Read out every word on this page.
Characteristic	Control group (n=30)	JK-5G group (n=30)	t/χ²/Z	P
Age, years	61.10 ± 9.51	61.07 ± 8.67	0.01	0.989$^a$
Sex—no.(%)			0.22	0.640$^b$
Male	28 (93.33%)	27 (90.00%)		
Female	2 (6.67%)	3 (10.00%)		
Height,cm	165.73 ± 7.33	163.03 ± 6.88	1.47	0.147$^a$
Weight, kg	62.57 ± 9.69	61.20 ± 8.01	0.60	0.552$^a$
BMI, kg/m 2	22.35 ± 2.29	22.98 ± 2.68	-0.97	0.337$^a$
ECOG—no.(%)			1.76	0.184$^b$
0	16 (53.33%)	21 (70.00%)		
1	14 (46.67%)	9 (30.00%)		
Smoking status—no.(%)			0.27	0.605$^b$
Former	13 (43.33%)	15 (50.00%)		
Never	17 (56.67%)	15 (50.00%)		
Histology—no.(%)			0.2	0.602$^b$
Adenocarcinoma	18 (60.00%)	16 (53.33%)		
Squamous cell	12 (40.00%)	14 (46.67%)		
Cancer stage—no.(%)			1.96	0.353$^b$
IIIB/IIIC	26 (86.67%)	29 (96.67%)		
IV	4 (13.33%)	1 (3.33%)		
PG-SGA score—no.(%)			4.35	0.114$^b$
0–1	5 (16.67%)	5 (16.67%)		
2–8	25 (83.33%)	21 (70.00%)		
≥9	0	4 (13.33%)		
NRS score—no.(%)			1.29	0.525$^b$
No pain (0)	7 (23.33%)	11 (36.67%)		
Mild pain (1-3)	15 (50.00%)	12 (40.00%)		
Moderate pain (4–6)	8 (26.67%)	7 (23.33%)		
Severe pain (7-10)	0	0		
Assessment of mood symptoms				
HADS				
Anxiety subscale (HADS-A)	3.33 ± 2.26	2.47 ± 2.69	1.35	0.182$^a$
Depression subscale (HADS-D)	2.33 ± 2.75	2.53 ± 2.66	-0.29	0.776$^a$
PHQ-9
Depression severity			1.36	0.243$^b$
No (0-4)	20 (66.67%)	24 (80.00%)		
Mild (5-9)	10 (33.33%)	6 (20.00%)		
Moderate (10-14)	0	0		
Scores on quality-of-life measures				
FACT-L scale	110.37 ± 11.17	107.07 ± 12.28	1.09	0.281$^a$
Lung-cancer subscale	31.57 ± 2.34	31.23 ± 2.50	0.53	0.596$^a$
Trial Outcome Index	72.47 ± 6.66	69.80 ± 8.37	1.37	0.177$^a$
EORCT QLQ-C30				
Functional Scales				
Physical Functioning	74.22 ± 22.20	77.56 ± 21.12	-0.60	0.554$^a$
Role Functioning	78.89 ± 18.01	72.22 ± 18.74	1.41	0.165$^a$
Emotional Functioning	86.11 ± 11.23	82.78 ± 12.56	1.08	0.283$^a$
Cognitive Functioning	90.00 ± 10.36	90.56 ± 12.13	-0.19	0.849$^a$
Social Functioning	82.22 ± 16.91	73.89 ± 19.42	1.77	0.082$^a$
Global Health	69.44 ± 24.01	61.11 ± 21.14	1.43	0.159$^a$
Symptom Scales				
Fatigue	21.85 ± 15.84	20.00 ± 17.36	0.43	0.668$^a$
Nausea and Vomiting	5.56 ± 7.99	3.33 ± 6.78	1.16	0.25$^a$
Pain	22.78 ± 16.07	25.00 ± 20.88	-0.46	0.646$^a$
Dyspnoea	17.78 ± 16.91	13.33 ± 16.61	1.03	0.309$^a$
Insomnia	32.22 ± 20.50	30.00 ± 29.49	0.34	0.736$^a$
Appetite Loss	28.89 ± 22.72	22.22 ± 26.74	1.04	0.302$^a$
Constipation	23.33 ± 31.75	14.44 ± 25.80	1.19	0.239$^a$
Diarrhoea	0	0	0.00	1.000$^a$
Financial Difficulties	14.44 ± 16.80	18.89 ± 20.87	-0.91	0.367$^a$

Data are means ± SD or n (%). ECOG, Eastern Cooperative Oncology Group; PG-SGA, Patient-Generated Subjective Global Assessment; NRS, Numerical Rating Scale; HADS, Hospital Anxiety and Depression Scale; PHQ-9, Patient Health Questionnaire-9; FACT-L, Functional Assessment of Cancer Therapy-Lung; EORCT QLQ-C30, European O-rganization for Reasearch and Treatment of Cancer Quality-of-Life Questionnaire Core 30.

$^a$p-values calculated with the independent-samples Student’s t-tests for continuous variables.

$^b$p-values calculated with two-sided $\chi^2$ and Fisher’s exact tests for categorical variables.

** To be done **
Where a line in the entries holds "values", copy that line.

** Answer to the exercise **
$^a$p-values calculated with the independent-samples Student’s t-tests for continuous variables.
$^b$p-values calculated with two-sided $\chi^2$ and Fisher’s exact tests for categorical variables.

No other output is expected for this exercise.